(Goal): Find how many lines hold the word "name". Give only the number.

(Data lines):
○ ○ ○ ○
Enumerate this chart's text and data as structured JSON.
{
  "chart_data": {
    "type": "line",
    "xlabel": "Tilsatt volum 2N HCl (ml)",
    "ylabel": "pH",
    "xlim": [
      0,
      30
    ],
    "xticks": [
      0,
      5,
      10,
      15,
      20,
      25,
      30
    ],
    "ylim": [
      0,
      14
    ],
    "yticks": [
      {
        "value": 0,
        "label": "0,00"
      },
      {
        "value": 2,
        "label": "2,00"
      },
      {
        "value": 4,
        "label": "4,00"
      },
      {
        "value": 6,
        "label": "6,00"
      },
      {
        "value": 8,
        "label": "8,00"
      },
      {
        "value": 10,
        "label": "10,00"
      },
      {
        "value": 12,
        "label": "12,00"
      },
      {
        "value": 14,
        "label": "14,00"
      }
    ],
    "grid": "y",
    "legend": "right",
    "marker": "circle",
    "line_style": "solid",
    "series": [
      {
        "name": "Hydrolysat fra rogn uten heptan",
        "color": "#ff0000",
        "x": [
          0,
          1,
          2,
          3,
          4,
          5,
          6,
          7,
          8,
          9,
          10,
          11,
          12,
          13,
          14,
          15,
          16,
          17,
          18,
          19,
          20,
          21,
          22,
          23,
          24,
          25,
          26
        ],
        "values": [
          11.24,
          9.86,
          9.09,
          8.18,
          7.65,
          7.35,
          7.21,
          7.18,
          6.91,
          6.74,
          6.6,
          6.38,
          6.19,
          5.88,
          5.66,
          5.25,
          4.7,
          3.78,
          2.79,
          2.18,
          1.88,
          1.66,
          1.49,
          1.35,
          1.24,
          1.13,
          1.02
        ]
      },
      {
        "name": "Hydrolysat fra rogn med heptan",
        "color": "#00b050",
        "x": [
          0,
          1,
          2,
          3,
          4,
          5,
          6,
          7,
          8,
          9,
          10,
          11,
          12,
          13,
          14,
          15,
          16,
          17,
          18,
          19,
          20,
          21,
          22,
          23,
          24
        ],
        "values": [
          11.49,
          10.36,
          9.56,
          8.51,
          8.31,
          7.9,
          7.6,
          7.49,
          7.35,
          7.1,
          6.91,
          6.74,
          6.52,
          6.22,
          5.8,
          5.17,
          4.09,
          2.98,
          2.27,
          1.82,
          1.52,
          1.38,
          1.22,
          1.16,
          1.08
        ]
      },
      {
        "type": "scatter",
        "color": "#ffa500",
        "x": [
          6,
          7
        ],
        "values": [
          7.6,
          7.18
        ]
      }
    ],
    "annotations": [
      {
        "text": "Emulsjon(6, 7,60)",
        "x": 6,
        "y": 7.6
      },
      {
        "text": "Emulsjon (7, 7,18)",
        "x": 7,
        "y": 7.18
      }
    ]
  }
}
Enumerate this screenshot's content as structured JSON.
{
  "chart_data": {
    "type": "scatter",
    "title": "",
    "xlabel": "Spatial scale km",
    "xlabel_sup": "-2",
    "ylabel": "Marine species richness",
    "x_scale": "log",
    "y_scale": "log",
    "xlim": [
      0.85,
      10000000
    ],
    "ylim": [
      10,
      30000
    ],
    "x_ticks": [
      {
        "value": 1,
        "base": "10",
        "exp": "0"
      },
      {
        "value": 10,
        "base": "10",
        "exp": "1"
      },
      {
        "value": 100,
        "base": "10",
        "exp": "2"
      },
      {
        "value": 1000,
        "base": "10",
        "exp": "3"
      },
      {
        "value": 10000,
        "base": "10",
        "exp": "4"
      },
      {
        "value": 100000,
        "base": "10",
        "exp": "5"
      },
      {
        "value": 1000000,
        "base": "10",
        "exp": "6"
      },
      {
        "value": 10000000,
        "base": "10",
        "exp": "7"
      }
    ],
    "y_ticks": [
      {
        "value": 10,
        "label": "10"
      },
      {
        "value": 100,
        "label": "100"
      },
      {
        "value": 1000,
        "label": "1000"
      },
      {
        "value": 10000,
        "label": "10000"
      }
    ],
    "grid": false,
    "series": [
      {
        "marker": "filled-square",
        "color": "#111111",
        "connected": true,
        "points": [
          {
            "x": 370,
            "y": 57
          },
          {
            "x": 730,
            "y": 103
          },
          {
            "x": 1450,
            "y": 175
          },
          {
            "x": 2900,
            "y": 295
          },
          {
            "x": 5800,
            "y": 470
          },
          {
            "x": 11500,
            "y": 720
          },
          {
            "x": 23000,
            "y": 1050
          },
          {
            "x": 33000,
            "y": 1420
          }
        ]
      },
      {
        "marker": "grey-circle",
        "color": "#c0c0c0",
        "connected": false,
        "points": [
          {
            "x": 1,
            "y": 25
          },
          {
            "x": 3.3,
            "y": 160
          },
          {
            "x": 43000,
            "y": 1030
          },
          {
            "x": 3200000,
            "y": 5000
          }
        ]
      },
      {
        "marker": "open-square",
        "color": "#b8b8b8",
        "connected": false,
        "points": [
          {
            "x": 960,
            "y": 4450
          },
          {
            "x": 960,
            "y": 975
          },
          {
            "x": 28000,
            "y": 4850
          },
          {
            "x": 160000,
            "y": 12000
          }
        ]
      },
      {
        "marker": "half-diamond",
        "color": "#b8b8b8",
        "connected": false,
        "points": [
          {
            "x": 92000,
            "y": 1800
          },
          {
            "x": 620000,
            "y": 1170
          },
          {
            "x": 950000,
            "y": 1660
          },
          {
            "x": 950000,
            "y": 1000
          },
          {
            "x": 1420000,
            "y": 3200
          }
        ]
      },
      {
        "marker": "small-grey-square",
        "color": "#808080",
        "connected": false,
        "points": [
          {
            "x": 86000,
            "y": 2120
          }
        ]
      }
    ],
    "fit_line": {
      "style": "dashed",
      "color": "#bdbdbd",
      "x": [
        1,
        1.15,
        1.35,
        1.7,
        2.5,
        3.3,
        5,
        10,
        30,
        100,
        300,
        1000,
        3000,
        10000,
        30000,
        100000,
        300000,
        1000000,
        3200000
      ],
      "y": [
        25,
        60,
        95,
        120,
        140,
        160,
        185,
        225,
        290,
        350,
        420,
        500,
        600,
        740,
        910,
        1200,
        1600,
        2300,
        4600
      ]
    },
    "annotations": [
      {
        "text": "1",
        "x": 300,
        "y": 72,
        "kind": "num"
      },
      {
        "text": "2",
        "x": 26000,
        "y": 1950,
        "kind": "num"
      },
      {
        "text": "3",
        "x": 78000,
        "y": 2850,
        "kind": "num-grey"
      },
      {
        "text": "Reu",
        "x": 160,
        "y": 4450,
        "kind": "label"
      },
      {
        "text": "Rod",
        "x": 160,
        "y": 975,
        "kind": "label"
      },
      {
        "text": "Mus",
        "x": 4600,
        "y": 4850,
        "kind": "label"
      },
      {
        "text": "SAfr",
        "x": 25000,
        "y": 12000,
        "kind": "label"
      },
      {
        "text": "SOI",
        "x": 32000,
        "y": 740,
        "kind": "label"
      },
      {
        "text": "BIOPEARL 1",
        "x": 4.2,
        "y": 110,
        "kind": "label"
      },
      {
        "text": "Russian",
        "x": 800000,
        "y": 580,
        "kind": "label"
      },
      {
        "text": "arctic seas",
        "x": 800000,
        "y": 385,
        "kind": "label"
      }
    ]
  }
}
○ ○ ○ ○
(Finished answer): 2